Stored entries
▬▬▬▬▬▬▬▬▬▬
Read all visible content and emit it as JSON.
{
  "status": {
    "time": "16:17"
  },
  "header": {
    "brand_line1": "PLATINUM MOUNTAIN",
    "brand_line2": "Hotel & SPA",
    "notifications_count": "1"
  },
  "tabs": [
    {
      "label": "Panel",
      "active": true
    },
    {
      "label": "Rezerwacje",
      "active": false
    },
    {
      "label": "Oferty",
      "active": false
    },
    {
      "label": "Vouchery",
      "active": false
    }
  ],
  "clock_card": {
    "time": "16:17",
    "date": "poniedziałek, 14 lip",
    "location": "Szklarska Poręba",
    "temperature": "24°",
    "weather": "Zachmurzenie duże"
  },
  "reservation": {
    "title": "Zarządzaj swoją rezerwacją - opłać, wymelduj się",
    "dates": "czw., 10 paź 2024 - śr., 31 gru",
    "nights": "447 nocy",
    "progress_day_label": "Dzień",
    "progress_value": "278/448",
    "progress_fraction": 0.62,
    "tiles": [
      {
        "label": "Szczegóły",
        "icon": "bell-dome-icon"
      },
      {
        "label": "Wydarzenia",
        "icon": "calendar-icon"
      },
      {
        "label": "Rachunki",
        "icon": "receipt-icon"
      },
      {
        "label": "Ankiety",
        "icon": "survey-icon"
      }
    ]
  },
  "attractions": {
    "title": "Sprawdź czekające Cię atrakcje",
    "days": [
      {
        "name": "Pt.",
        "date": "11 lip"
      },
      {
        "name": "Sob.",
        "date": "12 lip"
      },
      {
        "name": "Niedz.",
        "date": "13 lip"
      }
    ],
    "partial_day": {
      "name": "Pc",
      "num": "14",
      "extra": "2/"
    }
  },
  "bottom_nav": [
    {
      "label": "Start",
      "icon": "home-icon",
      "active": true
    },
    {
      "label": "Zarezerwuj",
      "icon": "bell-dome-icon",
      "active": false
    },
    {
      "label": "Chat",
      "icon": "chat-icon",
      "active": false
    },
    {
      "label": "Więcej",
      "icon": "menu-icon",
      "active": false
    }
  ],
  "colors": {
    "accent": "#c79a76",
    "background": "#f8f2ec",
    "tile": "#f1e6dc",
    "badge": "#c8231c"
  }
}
▬▬▬▬▬▬▬▬▬▬
*Do this*
Reproduce the entire listing word for word.

*Task response*
Read all visible content and emit it as JSON.
{
  "status": {
    "time": "16:17"
  },
  "header": {
    "brand_line1": "PLATINUM MOUNTAIN",
    "brand_line2": "Hotel & SPA",
    "notifications_count": "1"
  },
  "tabs": [
    {
      "label": "Panel",
      "active": true
    },
    {
      "label": "Rezerwacje",
      "active": false
    },
    {
      "label": "Oferty",
      "active": false
    },
    {
      "label": "Vouchery",
      "active": false
    }
  ],
  "clock_card": {
    "time": "16:17",
    "date": "poniedziałek, 14 lip",
    "location": "Szklarska Poręba",
    "temperature": "24°",
    "weather": "Zachmurzenie duże"
  },
  "reservation": {
    "title": "Zarządzaj swoją rezerwacją - opłać, wymelduj się",
    "dates": "czw., 10 paź 2024 - śr., 31 gru",
    "nights": "447 nocy",
    "progress_day_label": "Dzień",
    "progress_value": "278/448",
    "progress_fraction": 0.62,
    "tiles": [
      {
        "label": "Szczegóły",
        "icon": "bell-dome-icon"
      },
      {
        "label": "Wydarzenia",
        "icon": "calendar-icon"
      },
      {
        "label": "Rachunki",
        "icon": "receipt-icon"
      },
      {
        "label": "Ankiety",
        "icon": "survey-icon"
      }
    ]
  },
  "attractions": {
    "title": "Sprawdź czekające Cię atrakcje",
    "days": [
      {
        "name": "Pt.",
        "date": "11 lip"
      },
      {
        "name": "Sob.",
        "date": "12 lip"
      },
      {
        "name": "Niedz.",
        "date": "13 lip"
      }
    ],
    "partial_day": {
      "name": "Pc",
      "num": "14",
      "extra": "2/"
    }
  },
  "bottom_nav": [
    {
      "label": "Start",
      "icon": "home-icon",
      "active": true
    },
    {
      "label": "Zarezerwuj",
      "icon": "bell-dome-icon",
      "active": false
    },
    {
      "label": "Chat",
      "icon": "chat-icon",
      "active": false
    },
    {
      "label": "Więcej",
      "icon": "menu-icon",
      "active": false
    }
  ],
  "colors": {
    "accent": "#c79a76",
    "background": "#f8f2ec",
    "tile": "#f1e6dc",
    "badge": "#c8231c"
  }
}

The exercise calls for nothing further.